*WHAT IS NEEDED:*
Look through the data below. Show each line where the string "this" occurs.

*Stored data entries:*
--

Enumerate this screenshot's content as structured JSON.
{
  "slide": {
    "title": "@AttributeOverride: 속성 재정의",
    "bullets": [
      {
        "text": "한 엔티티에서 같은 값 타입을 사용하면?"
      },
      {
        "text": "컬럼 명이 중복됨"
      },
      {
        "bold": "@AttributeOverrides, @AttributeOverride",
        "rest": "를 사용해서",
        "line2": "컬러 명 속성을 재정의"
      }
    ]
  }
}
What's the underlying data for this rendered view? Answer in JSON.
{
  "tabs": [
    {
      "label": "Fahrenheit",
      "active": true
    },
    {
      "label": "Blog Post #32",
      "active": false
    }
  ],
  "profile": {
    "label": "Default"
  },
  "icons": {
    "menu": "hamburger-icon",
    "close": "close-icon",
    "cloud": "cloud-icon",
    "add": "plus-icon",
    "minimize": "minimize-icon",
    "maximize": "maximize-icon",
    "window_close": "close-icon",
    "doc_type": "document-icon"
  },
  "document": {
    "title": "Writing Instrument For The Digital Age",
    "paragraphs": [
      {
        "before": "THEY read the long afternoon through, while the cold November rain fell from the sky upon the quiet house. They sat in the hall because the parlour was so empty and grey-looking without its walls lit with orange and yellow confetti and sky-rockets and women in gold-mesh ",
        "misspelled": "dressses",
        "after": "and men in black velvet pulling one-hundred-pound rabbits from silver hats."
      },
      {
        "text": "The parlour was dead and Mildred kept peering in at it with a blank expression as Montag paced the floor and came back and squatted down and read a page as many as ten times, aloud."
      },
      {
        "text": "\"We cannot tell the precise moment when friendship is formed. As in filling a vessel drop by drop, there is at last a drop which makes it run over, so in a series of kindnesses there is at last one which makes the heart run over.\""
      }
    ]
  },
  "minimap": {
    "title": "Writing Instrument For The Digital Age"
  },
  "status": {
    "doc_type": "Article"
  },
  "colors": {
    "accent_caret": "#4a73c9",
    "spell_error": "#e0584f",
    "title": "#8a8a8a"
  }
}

--

*SOLUTION TO THE EXERCISE:*
Enumerate this screenshot's content as structured JSON.
What's the underlying data for this rendered view? Answer in JSON.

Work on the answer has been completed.